Christelijke encyclopedie

F.W. Grosheide (1926)

Gepubliceerd op 08-01-2020

Efraïm

betekenis & definitie

De tweede zoon van Jozef, de vruchtbare genoemd (Gen. 41 : 52), met toespeling op de vruchtbare jaren en op de goddelijke belofte (48 : 4 v.), welke hem Jacob in het geloof (Hebr.II: 21), volgens de vrije verkiezing Gods, in hoogere mate als aan zijn anderen broeder toe-eigende (48 : 14—20); vandaar dat Efraïm dikwijls, bijv. Openb. 7:8, als in het eerstgeboorterecht zijns vaders geplaatst, kortweg Jozef heet.

__Getoonde gegevens__:

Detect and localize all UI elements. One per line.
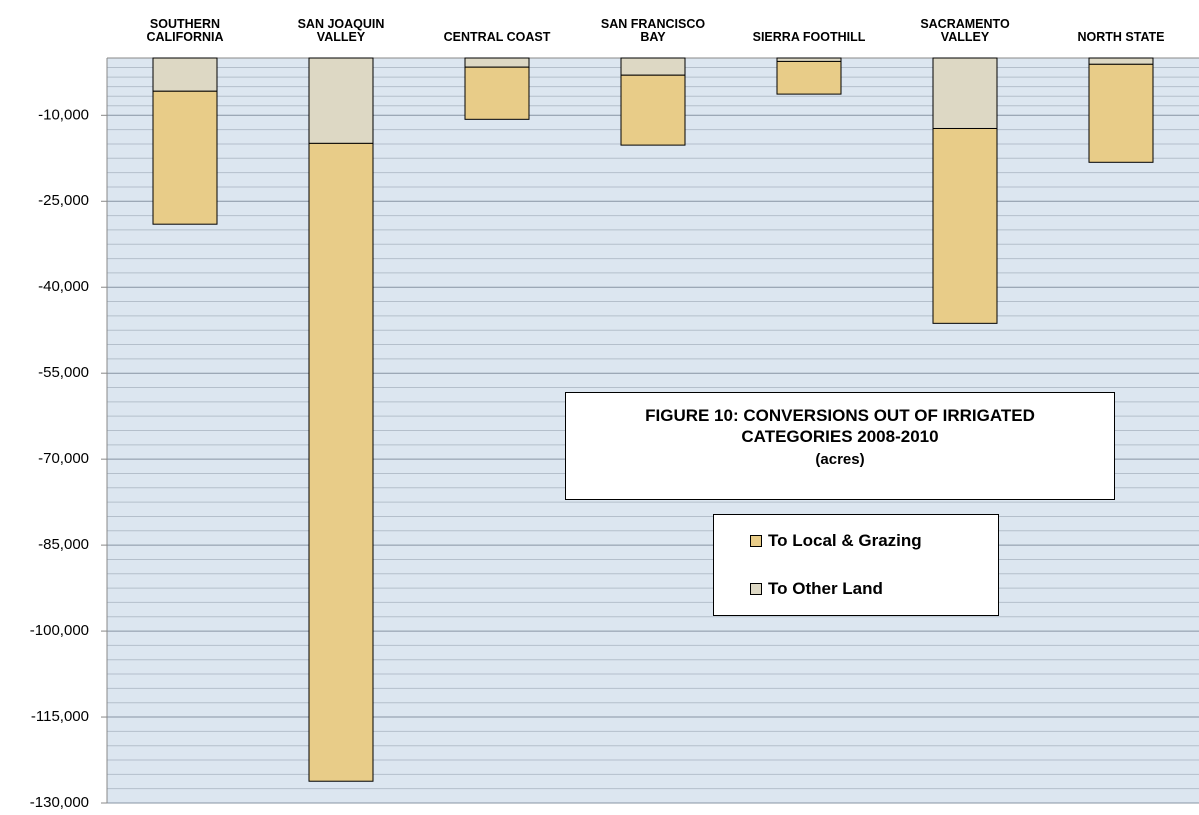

__Opdrachten__:
1. Kun je het lemma over Efraïm herschrijven vanaf "betekenis & definitie" tot en met "kortweg Jozef heet.", waarbij je "broeder" vervangt door "broer"?
2. Hoe gaat het lemma over Efraïm verder na de laatste zin?
De listing is materiaal dat los staat van de leestekst.

__Antwoorden per opdracht__:
1.
betekenis & definitie

De tweede zoon van Jozef, de vruchtbare genoemd (Gen. 41 : 52), met toespeling op de vruchtbare jaren en op de goddelijke belofte (48 : 4 v.), welke hem Jacob in het geloof (Hebr.II: 21), volgens de vrije verkiezing Gods, in hoogere mate als aan zijn anderen broer toe-eigende (48 : 14—20); vandaar dat Efraïm dikwijls, bijv. Openb. 7:8, als in het eerstgeboorterecht zijns vaders geplaatst, kortweg Jozef heet.

2.
Ook (Gen. 49 : 22—26) kan Jacob, op Efraïms naam duidend, nauwelijks woorden genoeg vinden, om de overvloeiende volheid van den zegen aan te toonen, die aan Efraïm en zijn broederstam is toegedacht. Evenzoo worden in den zegen van Mozes (Deut. 33 : 13—17), beide stammen als twee hoornen van den sterken os tezamen gevat met zichtbare voorliefde gezegend en aan hen (vgl. 1 Kron. 9 : 1, 2), het door Ruben verbeurde eerstgeboorterecht van een dubbel erfdeel toegedeeld.

Nog gedurende het verblijf in Egypte richtten (1 Kron. 8 : 21—23) voor-Filistijnsche stammen bij een strooptocht in Egypte, onder Efraïm een bloedige nederlaag aan, dat den ouden stamvader zeer verdroot; hij werd door de deelneming zijner broeders en door de onverwachte geboorte van een zoon getroost. Ofschoon volgens het getal een der zwakste stammen (Num. 1 : 33), werd Efraïm toch bij Sinaï als derde hoofdbanierdrager gekozen en Manasse nevens Benjamin onder hem gerangschikt (Num. 2; Ps. 80 : 3).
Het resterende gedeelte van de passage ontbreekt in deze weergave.